Stored data:
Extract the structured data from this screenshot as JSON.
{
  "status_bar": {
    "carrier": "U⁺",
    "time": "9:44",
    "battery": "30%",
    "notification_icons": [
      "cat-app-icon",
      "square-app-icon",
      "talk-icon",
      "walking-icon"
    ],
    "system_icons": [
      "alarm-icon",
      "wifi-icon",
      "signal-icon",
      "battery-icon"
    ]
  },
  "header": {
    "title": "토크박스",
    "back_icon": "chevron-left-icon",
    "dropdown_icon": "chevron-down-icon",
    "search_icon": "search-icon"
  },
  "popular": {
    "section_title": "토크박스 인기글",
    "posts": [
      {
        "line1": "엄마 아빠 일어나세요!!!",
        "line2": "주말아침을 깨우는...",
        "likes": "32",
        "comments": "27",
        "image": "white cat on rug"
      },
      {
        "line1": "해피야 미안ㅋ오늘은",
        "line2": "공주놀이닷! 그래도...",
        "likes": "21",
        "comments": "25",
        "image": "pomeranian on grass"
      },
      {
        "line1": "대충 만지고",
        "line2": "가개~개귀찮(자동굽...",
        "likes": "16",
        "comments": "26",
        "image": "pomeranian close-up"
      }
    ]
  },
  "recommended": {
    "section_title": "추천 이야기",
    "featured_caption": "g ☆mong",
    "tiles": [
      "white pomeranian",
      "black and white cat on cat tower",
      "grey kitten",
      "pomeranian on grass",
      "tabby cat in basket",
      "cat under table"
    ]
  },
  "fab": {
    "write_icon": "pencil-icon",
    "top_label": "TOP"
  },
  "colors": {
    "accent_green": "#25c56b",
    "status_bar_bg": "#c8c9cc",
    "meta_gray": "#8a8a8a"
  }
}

WHAT IS ASKED » The entries above should be repeated exactly, every one of them.

TASK OUTPUT »
Extract the structured data from this screenshot as JSON.
{
  "status_bar": {
    "carrier": "U⁺",
    "time": "9:44",
    "battery": "30%",
    "notification_icons": [
      "cat-app-icon",
      "square-app-icon",
      "talk-icon",
      "walking-icon"
    ],
    "system_icons": [
      "alarm-icon",
      "wifi-icon",
      "signal-icon",
      "battery-icon"
    ]
  },
  "header": {
    "title": "토크박스",
    "back_icon": "chevron-left-icon",
    "dropdown_icon": "chevron-down-icon",
    "search_icon": "search-icon"
  },
  "popular": {
    "section_title": "토크박스 인기글",
    "posts": [
      {
        "line1": "엄마 아빠 일어나세요!!!",
        "line2": "주말아침을 깨우는...",
        "likes": "32",
        "comments": "27",
        "image": "white cat on rug"
      },
      {
        "line1": "해피야 미안ㅋ오늘은",
        "line2": "공주놀이닷! 그래도...",
        "likes": "21",
        "comments": "25",
        "image": "pomeranian on grass"
      },
      {
        "line1": "대충 만지고",
        "line2": "가개~개귀찮(자동굽...",
        "likes": "16",
        "comments": "26",
        "image": "pomeranian close-up"
      }
    ]
  },
  "recommended": {
    "section_title": "추천 이야기",
    "featured_caption": "g ☆mong",
    "tiles": [
      "white pomeranian",
      "black and white cat on cat tower",
      "grey kitten",
      "pomeranian on grass",
      "tabby cat in basket",
      "cat under table"
    ]
  },
  "fab": {
    "write_icon": "pencil-icon",
    "top_label": "TOP"
  },
  "colors": {
    "accent_green": "#25c56b",
    "status_bar_bg": "#c8c9cc",
    "meta_gray": "#8a8a8a"
  }
}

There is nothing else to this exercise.